■ **Problem statement**
Lines holding the string "good" are the ones to copy; find them all in the data.
*** Given information
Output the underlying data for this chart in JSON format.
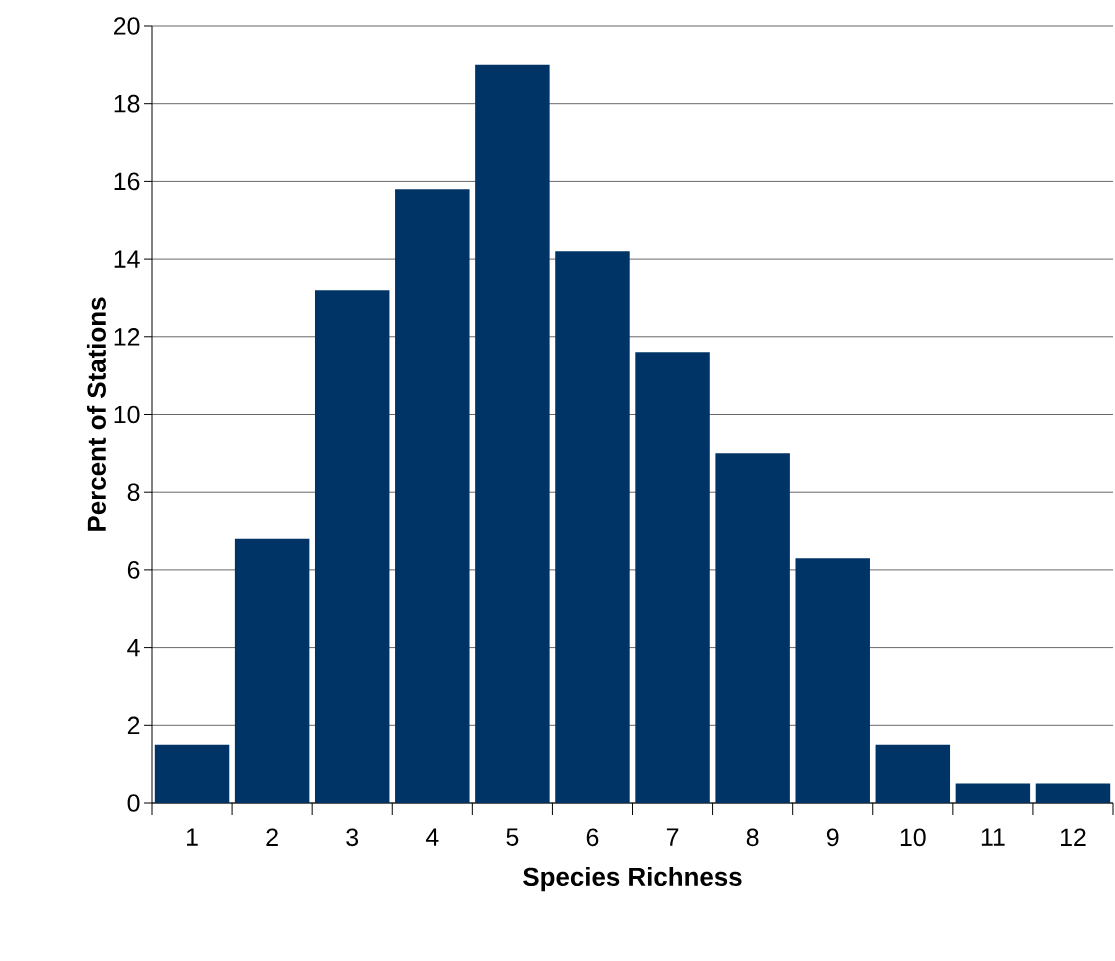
{
  "chart_data": {
    "type": "bar",
    "xlabel": "Species Richness",
    "ylabel": "Percent of Stations",
    "categories": [
      "1",
      "2",
      "3",
      "4",
      "5",
      "6",
      "7",
      "8",
      "9",
      "10",
      "11",
      "12"
    ],
    "values": [
      1.5,
      6.8,
      13.2,
      15.8,
      19.0,
      14.2,
      11.6,
      9.0,
      6.3,
      1.5,
      0.5,
      0.5
    ],
    "color": "#003366",
    "ylim": [
      0,
      20
    ],
    "yticks": [
      0,
      2,
      4,
      6,
      8,
      10,
      12,
      14,
      16,
      18,
      20
    ],
    "grid": "y"
  }
}
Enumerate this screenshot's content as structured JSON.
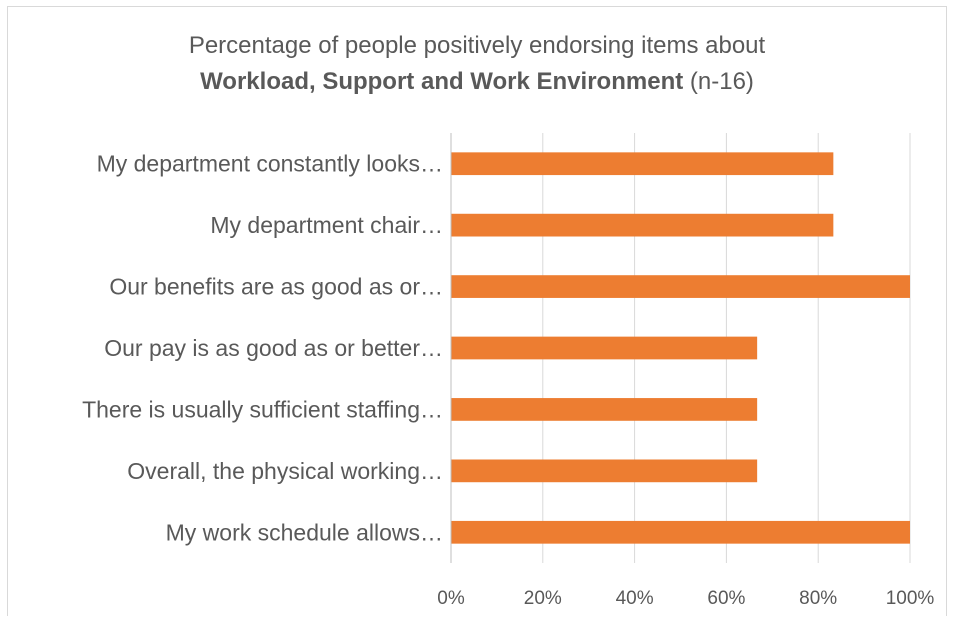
{
  "chart_data": {
    "type": "bar",
    "orientation": "horizontal",
    "title": {
      "line1": "Percentage of people positively endorsing items about",
      "line2_bold": "Workload, Support and Work Environment",
      "line2_rest": " (n-16)"
    },
    "categories": [
      "My department constantly looks…",
      "My department chair…",
      "Our benefits are as good as or…",
      "Our pay is as good as or better…",
      "There is usually sufficient staffing…",
      "Overall, the physical working…",
      "My work schedule allows…"
    ],
    "values": [
      83.3,
      83.3,
      100,
      66.7,
      66.7,
      66.7,
      100
    ],
    "xlim": [
      0,
      100
    ],
    "xticks": [
      "0%",
      "20%",
      "40%",
      "60%",
      "80%",
      "100%"
    ],
    "grid": true,
    "legend": "none",
    "bar_color": "#ed7d31",
    "grid_color": "#d9d9d9"
  }
}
******
■ **Correct answer**
      "Our benefits are as good as or…",
      "Our pay is as good as or better…",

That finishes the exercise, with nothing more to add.